(Dataset excerpts)

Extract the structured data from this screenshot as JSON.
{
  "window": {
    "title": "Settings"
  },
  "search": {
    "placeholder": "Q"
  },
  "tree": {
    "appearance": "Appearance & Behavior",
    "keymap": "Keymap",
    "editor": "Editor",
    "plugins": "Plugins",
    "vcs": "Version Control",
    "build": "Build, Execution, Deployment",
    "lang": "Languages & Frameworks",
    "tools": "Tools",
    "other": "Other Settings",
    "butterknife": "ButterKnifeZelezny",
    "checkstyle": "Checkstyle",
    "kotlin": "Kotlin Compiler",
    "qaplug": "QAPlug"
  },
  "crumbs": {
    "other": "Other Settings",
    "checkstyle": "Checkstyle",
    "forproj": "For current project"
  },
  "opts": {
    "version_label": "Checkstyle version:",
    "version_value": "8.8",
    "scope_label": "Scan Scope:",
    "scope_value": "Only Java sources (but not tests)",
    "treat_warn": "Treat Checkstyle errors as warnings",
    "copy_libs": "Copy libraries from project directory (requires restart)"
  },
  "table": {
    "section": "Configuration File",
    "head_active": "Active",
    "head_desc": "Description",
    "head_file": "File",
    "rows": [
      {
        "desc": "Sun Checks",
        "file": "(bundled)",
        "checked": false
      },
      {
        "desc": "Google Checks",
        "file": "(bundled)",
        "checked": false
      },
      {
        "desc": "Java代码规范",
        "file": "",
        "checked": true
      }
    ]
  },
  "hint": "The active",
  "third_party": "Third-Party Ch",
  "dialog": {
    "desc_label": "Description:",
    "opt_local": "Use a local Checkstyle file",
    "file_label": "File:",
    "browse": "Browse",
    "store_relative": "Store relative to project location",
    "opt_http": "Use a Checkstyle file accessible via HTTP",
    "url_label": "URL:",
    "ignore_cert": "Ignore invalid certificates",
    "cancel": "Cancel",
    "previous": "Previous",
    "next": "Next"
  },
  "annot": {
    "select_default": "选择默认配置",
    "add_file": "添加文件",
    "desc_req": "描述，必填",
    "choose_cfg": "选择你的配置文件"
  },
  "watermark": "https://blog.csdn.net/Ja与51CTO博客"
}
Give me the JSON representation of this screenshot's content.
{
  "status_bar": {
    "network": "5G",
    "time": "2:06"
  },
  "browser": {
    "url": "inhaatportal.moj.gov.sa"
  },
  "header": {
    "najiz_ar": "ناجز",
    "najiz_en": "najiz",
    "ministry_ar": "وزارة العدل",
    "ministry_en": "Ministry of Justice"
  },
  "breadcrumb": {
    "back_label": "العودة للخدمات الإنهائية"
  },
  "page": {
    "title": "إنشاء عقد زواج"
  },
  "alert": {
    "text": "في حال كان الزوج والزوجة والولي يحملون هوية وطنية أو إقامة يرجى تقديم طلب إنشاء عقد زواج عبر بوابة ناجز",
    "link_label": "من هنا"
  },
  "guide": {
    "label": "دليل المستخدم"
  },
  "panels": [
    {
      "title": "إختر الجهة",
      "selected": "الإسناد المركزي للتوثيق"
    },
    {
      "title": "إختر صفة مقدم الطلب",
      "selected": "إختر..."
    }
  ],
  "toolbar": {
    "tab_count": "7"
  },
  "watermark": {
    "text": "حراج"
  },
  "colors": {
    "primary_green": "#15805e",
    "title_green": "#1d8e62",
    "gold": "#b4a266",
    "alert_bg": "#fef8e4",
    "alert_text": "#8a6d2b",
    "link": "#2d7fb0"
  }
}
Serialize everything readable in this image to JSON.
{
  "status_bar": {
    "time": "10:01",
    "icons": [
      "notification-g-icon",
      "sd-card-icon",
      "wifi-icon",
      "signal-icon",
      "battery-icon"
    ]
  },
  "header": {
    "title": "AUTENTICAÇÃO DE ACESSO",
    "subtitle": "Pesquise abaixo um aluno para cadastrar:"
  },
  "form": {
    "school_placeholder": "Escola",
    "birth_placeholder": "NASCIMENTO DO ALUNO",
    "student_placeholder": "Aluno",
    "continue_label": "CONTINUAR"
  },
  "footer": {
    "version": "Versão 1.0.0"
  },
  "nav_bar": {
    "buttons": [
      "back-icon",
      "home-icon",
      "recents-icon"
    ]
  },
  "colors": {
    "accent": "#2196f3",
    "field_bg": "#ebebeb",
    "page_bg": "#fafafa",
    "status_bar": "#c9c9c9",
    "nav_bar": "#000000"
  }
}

Directions ▸ Extract, word for word, each line of the listing above.

Solution for this task ▸
Extract the structured data from this screenshot as JSON.
{
  "window": {
    "title": "Settings"
  },
  "search": {
    "placeholder": "Q"
  },
  "tree": {
    "appearance": "Appearance & Behavior",
    "keymap": "Keymap",
    "editor": "Editor",
    "plugins": "Plugins",
    "vcs": "Version Control",
    "build": "Build, Execution, Deployment",
    "lang": "Languages & Frameworks",
    "tools": "Tools",
    "other": "Other Settings",
    "butterknife": "ButterKnifeZelezny",
    "checkstyle": "Checkstyle",
    "kotlin": "Kotlin Compiler",
    "qaplug": "QAPlug"
  },
  "crumbs": {
    "other": "Other Settings",
    "checkstyle": "Checkstyle",
    "forproj": "For current project"
  },
  "opts": {
    "version_label": "Checkstyle version:",
    "version_value": "8.8",
    "scope_label": "Scan Scope:",
    "scope_value": "Only Java sources (but not tests)",
    "treat_warn": "Treat Checkstyle errors as warnings",
    "copy_libs": "Copy libraries from project directory (requires restart)"
  },
  "table": {
    "section": "Configuration File",
    "head_active": "Active",
    "head_desc": "Description",
    "head_file": "File",
    "rows": [
      {
        "desc": "Sun Checks",
        "file": "(bundled)",
        "checked": false
      },
      {
        "desc": "Google Checks",
        "file": "(bundled)",
        "checked": false
      },
      {
        "desc": "Java代码规范",
        "file": "",
        "checked": true
      }
    ]
  },
  "hint": "The active",
  "third_party": "Third-Party Ch",
  "dialog": {
    "desc_label": "Description:",
    "opt_local": "Use a local Checkstyle file",
    "file_label": "File:",
    "browse": "Browse",
    "store_relative": "Store relative to project location",
    "opt_http": "Use a Checkstyle file accessible via HTTP",
    "url_label": "URL:",
    "ignore_cert": "Ignore invalid certificates",
    "cancel": "Cancel",
    "previous": "Previous",
    "next": "Next"
  },
  "annot": {
    "select_default": "选择默认配置",
    "add_file": "添加文件",
    "desc_req": "描述，必填",
    "choose_cfg": "选择你的配置文件"
  },
  "watermark": "https://blog.csdn.net/Ja与51CTO博客"
}
Give me the JSON representation of this screenshot's content.
{
  "status_bar": {
    "network": "5G",
    "time": "2:06"
  },
  "browser": {
    "url": "inhaatportal.moj.gov.sa"
  },
  "header": {
    "najiz_ar": "ناجز",
    "najiz_en": "najiz",
    "ministry_ar": "وزارة العدل",
    "ministry_en": "Ministry of Justice"
  },
  "breadcrumb": {
    "back_label": "العودة للخدمات الإنهائية"
  },
  "page": {
    "title": "إنشاء عقد زواج"
  },
  "alert": {
    "text": "في حال كان الزوج والزوجة والولي يحملون هوية وطنية أو إقامة يرجى تقديم طلب إنشاء عقد زواج عبر بوابة ناجز",
    "link_label": "من هنا"
  },
  "guide": {
    "label": "دليل المستخدم"
  },
  "panels": [
    {
      "title": "إختر الجهة",
      "selected": "الإسناد المركزي للتوثيق"
    },
    {
      "title": "إختر صفة مقدم الطلب",
      "selected": "إختر..."
    }
  ],
  "toolbar": {
    "tab_count": "7"
  },
  "watermark": {
    "text": "حراج"
  },
  "colors": {
    "primary_green": "#15805e",
    "title_green": "#1d8e62",
    "gold": "#b4a266",
    "alert_bg": "#fef8e4",
    "alert_text": "#8a6d2b",
    "link": "#2d7fb0"
  }
}
Serialize everything readable in this image to JSON.
{
  "status_bar": {
    "time": "10:01",
    "icons": [
      "notification-g-icon",
      "sd-card-icon",
      "wifi-icon",
      "signal-icon",
      "battery-icon"
    ]
  },
  "header": {
    "title": "AUTENTICAÇÃO DE ACESSO",
    "subtitle": "Pesquise abaixo um aluno para cadastrar:"
  },
  "form": {
    "school_placeholder": "Escola",
    "birth_placeholder": "NASCIMENTO DO ALUNO",
    "student_placeholder": "Aluno",
    "continue_label": "CONTINUAR"
  },
  "footer": {
    "version": "Versão 1.0.0"
  },
  "nav_bar": {
    "buttons": [
      "back-icon",
      "home-icon",
      "recents-icon"
    ]
  },
  "colors": {
    "accent": "#2196f3",
    "field_bg": "#ebebeb",
    "page_bg": "#fafafa",
    "status_bar": "#c9c9c9",
    "nav_bar": "#000000"
  }
}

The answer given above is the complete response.